*REQUIREMENTS*. Write out the entire listing below exactly as it appears, minus any pictures.

*Collected data entries*.
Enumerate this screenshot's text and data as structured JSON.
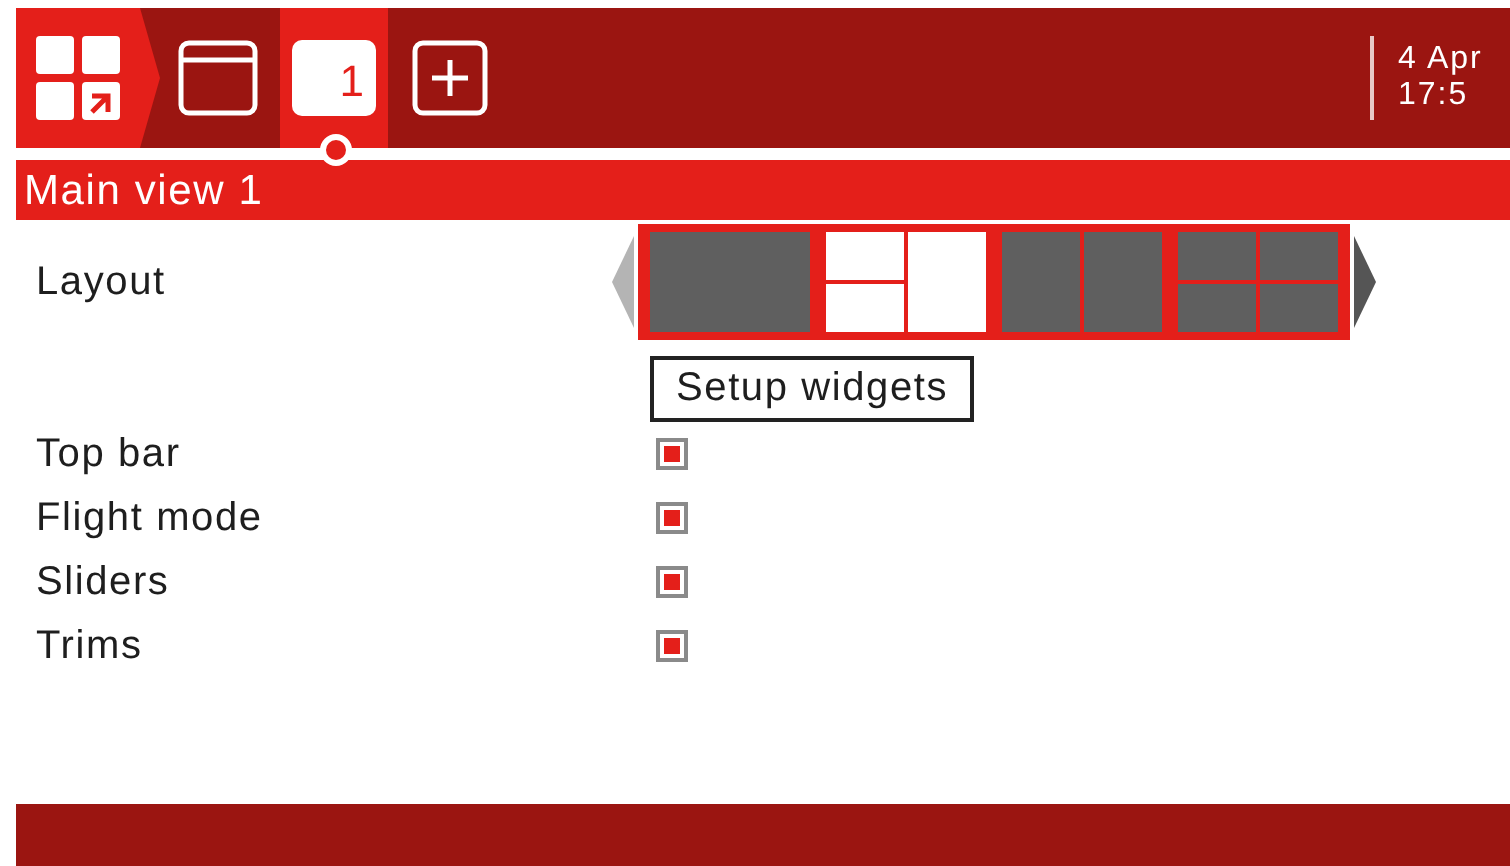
{
  "top_bar": {
    "tabs": [
      {
        "kind": "window",
        "selected": false
      },
      {
        "kind": "number",
        "label": "1",
        "selected": true
      },
      {
        "kind": "add",
        "selected": false
      }
    ],
    "date": "4 Apr",
    "time": "17:5"
  },
  "title": "Main view 1",
  "layout": {
    "label": "Layout",
    "options": [
      {
        "kind": "single",
        "selected": false
      },
      {
        "kind": "split-left",
        "selected": true
      },
      {
        "kind": "two-column",
        "selected": false
      },
      {
        "kind": "quad",
        "selected": false
      }
    ]
  },
  "setup_button": "Setup widgets",
  "options": [
    {
      "label": "Top bar",
      "checked": true
    },
    {
      "label": "Flight mode",
      "checked": true
    },
    {
      "label": "Sliders",
      "checked": true
    },
    {
      "label": "Trims",
      "checked": true
    }
  ]
}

*IN RESPONSE*.
Enumerate this screenshot's text and data as structured JSON.
{
  "top_bar": {
    "tabs": [
      {
        "kind": "window",
        "selected": false
      },
      {
        "kind": "number",
        "label": "1",
        "selected": true
      },
      {
        "kind": "add",
        "selected": false
      }
    ],
    "date": "4 Apr",
    "time": "17:5"
  },
  "title": "Main view 1",
  "layout": {
    "label": "Layout",
    "options": [
      {
        "kind": "single",
        "selected": false
      },
      {
        "kind": "split-left",
        "selected": true
      },
      {
        "kind": "two-column",
        "selected": false
      },
      {
        "kind": "quad",
        "selected": false
      }
    ]
  },
  "setup_button": "Setup widgets",
  "options": [
    {
      "label": "Top bar",
      "checked": true
    },
    {
      "label": "Flight mode",
      "checked": true
    },
    {
      "label": "Sliders",
      "checked": true
    },
    {
      "label": "Trims",
      "checked": true
    }
  ]
}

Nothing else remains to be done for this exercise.